▶ _What to do_: Look through the material below and count the lines with the string "Musa". Report only the count.

Data records
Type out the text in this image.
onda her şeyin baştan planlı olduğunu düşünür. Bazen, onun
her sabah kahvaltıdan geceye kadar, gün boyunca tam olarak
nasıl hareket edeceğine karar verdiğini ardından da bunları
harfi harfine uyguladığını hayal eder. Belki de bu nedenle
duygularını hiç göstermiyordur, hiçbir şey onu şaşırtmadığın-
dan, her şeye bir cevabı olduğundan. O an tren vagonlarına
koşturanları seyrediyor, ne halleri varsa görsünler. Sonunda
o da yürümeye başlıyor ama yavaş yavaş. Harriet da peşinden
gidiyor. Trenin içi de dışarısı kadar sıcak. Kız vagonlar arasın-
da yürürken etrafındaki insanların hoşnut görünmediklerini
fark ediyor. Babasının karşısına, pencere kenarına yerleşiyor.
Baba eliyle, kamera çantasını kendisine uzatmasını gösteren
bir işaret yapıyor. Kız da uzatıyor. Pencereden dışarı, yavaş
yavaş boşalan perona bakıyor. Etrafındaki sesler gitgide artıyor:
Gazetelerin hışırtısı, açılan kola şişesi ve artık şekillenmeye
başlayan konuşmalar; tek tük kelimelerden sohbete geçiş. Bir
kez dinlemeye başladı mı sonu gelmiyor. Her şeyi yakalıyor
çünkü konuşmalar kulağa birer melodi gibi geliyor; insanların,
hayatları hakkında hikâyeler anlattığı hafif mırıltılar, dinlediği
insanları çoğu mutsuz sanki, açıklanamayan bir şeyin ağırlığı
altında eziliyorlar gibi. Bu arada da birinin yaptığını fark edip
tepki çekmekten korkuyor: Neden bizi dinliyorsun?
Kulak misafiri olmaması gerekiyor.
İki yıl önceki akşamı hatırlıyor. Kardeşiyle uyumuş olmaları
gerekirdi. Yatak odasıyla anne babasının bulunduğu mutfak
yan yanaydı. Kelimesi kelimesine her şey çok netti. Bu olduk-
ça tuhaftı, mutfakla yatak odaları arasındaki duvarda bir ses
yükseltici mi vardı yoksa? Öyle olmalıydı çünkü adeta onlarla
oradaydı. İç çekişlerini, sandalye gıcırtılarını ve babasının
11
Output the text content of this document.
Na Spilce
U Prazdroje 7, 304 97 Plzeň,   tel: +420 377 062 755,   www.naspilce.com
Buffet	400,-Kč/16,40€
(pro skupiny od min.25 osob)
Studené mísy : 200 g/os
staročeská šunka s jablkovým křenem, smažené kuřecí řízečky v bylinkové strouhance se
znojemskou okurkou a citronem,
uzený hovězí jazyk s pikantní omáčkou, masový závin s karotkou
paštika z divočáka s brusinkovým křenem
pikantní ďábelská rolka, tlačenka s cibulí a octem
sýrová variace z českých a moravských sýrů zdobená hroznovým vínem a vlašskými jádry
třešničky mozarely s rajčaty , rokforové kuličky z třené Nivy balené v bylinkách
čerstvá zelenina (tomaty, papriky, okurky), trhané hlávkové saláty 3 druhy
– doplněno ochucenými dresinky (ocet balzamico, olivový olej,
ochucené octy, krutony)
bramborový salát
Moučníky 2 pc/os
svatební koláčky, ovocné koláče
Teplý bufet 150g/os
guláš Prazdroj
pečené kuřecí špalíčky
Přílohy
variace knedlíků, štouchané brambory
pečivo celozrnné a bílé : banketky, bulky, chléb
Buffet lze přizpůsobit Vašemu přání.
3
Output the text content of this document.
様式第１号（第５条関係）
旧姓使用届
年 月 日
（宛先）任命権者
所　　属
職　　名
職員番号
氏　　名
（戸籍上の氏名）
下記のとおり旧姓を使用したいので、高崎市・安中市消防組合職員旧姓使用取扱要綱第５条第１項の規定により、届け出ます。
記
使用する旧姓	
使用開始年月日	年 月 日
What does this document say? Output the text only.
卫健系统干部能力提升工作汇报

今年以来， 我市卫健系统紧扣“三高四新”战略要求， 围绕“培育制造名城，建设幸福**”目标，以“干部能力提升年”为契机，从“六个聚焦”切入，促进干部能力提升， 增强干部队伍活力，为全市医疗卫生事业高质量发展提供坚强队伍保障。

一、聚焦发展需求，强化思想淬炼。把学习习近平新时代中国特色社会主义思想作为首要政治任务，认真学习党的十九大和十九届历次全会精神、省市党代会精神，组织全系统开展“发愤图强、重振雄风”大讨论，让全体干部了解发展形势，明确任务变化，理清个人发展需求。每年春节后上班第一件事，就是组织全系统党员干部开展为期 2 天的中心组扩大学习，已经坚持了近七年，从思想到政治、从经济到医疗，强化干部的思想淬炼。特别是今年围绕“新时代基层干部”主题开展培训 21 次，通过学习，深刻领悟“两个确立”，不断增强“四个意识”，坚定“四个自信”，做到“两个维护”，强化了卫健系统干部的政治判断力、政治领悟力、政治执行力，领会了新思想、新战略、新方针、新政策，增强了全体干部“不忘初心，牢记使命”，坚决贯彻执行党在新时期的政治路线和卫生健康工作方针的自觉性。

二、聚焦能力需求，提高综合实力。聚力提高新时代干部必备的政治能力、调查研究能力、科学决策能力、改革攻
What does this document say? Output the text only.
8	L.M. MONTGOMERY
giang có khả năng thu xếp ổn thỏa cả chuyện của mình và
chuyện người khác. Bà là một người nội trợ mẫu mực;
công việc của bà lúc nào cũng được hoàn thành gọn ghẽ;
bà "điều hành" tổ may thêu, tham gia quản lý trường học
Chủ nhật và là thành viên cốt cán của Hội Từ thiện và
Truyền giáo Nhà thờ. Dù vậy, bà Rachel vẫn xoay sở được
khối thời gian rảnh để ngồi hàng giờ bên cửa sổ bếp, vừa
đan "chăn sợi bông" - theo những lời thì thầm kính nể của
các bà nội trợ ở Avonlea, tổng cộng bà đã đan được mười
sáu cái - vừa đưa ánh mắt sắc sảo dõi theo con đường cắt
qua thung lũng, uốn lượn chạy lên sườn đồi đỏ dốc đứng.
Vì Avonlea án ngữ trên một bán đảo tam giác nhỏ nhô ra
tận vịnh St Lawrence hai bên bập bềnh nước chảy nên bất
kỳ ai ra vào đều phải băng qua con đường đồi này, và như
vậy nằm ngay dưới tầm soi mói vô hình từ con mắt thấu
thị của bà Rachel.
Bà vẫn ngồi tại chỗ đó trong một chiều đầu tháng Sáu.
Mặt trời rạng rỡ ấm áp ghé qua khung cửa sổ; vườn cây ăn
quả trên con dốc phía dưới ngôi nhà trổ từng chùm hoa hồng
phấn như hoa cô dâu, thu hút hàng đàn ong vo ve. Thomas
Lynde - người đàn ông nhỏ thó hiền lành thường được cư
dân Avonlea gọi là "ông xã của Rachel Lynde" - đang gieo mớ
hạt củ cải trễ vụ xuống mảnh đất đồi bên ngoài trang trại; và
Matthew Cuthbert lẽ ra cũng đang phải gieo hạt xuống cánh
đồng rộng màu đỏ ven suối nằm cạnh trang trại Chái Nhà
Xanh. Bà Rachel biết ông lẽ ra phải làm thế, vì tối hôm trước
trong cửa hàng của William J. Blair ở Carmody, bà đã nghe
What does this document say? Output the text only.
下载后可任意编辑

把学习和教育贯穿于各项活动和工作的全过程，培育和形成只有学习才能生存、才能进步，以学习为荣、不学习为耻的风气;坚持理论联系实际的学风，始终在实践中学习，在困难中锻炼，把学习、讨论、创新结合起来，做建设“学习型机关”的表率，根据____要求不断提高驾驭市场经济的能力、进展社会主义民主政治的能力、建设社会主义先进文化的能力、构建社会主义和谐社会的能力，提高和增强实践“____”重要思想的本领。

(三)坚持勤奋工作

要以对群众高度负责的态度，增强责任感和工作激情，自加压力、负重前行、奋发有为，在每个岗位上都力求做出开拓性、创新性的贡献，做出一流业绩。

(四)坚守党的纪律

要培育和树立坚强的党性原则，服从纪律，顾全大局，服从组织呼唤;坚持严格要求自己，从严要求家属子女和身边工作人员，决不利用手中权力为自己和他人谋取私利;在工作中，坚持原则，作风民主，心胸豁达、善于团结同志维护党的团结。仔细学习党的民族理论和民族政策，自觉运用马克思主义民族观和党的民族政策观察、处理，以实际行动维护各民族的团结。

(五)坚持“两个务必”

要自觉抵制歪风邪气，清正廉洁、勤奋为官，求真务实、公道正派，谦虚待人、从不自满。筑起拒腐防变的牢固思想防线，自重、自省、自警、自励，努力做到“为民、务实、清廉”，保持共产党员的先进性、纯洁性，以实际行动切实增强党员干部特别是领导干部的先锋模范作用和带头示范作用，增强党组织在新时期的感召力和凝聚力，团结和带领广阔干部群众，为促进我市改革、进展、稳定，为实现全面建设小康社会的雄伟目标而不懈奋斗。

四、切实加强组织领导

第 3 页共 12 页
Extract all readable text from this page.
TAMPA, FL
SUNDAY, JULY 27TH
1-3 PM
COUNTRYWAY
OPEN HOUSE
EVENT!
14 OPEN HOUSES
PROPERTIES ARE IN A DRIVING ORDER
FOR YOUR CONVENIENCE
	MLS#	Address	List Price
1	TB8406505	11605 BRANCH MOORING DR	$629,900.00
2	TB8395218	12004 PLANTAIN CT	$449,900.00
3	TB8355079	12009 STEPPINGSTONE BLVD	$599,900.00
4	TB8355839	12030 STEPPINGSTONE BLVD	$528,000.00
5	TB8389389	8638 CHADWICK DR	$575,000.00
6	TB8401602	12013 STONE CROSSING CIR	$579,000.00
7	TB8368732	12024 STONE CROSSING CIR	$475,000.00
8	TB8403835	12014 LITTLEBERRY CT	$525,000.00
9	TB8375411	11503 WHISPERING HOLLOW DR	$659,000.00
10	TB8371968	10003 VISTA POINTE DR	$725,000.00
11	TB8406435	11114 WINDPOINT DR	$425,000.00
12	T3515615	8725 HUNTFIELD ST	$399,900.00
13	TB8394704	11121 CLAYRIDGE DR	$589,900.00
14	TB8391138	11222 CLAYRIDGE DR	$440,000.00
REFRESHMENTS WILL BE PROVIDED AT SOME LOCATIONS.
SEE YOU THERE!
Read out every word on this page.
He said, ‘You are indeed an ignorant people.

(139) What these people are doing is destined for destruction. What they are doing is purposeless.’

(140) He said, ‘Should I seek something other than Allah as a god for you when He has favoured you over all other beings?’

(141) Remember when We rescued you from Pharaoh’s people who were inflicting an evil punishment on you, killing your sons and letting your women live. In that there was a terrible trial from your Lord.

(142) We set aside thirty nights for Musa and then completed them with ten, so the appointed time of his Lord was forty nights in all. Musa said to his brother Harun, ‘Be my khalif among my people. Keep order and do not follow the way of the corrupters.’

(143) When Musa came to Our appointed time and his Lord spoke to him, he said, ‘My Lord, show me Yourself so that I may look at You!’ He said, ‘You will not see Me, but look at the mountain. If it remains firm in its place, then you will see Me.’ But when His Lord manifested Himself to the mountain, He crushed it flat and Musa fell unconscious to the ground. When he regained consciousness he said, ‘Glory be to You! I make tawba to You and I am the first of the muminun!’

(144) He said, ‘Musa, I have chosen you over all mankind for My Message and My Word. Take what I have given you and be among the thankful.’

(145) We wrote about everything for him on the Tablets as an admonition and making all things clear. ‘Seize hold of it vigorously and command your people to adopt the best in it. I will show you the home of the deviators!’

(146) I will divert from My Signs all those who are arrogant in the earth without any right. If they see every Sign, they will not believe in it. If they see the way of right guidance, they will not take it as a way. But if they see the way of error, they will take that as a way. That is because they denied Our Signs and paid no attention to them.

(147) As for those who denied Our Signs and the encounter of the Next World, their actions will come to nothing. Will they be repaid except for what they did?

▶ _Finished answer_: 3